──────── DATA RECORDS ────────

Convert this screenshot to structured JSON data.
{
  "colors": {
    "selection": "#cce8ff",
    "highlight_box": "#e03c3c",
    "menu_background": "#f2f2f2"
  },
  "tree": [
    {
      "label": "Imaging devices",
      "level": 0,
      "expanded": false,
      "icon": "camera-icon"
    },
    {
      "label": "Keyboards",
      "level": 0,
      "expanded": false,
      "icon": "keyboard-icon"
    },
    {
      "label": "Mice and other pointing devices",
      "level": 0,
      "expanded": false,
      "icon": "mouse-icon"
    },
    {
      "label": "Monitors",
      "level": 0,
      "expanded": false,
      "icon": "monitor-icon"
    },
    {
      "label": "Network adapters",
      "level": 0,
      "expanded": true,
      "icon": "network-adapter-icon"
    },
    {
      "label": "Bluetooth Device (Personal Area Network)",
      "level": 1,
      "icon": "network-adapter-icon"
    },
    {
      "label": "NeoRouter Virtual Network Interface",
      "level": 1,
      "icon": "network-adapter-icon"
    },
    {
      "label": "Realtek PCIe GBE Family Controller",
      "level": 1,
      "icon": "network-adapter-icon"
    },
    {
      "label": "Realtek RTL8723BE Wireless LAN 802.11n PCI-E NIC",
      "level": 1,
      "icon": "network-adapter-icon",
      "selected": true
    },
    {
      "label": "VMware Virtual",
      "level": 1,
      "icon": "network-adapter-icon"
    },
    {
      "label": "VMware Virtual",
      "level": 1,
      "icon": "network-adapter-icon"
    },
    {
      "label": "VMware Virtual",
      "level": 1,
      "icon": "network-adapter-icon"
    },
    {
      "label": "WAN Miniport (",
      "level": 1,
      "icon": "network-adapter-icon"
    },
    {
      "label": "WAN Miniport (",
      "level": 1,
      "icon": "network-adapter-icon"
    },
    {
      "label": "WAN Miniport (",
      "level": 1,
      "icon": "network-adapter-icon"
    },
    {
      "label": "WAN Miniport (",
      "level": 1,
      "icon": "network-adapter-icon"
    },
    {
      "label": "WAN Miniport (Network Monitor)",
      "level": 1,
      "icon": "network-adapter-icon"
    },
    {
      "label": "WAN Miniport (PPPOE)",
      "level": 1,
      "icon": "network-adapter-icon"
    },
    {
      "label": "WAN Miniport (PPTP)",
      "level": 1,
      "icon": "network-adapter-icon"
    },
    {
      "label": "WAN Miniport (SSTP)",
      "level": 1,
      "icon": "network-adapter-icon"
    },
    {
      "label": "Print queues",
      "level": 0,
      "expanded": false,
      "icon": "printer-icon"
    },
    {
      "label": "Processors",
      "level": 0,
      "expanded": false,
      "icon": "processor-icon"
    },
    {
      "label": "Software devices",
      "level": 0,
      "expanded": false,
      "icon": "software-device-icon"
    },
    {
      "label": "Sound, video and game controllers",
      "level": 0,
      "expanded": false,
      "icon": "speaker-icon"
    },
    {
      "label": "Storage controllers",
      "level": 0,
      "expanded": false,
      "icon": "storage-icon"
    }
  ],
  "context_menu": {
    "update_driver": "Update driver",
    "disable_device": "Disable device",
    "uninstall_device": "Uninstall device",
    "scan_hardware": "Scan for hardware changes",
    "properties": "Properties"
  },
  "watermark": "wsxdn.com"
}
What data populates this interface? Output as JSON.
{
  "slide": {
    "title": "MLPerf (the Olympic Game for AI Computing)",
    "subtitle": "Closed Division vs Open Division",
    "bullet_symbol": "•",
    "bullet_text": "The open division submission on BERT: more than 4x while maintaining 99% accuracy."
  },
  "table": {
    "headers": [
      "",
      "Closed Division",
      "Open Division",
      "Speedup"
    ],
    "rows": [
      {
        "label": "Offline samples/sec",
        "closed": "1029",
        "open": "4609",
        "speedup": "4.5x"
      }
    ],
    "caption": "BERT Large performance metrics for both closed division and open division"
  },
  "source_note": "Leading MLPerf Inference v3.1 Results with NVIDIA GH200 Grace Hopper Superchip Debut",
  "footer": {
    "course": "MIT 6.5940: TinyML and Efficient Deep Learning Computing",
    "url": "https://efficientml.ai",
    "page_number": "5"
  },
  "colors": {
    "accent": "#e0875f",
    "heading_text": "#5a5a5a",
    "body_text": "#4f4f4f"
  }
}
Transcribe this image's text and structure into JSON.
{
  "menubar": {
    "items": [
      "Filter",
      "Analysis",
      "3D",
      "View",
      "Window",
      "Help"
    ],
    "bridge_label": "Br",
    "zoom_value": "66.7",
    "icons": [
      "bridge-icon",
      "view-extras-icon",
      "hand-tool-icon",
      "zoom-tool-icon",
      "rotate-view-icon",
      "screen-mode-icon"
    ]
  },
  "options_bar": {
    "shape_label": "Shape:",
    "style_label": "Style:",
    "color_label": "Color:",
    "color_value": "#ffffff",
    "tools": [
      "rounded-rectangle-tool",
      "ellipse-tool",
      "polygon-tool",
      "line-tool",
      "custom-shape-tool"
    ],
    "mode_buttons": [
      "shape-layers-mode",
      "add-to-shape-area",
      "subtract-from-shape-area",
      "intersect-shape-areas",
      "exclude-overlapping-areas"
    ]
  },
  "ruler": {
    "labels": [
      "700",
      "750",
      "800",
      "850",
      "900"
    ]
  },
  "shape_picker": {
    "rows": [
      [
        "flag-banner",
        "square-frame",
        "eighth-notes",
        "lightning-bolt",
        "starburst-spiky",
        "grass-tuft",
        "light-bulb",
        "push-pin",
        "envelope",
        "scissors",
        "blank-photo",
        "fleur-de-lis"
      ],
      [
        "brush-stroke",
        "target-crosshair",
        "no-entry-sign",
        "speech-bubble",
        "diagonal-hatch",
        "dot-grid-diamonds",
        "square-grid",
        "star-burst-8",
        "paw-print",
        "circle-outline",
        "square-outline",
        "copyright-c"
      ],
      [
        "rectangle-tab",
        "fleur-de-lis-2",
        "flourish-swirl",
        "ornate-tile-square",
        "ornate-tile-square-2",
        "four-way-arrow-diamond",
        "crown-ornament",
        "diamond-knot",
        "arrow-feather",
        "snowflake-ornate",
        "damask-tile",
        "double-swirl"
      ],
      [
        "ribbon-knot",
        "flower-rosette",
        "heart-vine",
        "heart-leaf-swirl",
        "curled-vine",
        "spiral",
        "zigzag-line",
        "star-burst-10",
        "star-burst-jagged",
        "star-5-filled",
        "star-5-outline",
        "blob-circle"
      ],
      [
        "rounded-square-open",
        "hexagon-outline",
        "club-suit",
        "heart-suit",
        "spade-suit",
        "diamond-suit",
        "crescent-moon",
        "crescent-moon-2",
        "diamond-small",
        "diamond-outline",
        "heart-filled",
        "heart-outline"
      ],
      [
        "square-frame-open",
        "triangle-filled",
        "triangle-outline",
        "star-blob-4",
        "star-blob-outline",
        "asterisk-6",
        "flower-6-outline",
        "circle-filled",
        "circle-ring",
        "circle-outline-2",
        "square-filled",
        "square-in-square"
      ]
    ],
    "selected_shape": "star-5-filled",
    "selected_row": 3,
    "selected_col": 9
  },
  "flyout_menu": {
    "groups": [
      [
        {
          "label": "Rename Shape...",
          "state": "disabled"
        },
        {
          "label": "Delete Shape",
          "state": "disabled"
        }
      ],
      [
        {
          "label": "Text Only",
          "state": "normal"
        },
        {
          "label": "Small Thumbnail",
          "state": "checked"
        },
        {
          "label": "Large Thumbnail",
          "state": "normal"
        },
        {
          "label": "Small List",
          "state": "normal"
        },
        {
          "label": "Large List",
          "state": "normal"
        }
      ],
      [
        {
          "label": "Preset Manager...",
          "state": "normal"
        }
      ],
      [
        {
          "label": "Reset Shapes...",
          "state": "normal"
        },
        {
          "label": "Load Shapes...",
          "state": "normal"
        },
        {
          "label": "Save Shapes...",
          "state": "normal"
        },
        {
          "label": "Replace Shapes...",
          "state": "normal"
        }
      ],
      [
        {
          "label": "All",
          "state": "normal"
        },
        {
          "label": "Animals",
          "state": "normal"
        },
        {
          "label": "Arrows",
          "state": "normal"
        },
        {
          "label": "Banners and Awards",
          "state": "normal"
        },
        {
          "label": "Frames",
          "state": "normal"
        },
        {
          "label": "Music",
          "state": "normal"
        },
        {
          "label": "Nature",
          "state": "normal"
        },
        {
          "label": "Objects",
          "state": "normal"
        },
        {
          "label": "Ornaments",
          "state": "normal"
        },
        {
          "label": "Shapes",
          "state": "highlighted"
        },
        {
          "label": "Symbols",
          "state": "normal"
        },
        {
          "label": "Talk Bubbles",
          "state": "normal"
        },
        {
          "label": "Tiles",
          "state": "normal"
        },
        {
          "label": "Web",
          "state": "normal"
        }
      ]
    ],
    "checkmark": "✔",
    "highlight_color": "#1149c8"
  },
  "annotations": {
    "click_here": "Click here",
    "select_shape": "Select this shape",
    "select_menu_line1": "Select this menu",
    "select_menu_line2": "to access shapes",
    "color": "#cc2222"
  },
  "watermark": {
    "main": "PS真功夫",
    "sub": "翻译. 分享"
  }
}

────────

From the records given above, copy all lines containing "square".

        "square-frame",
        "square-grid",
        "square-outline",
        "ornate-tile-square",
        "ornate-tile-square-2",
        "rounded-square-open",
        "square-frame-open",
        "square-filled",
        "square-in-square"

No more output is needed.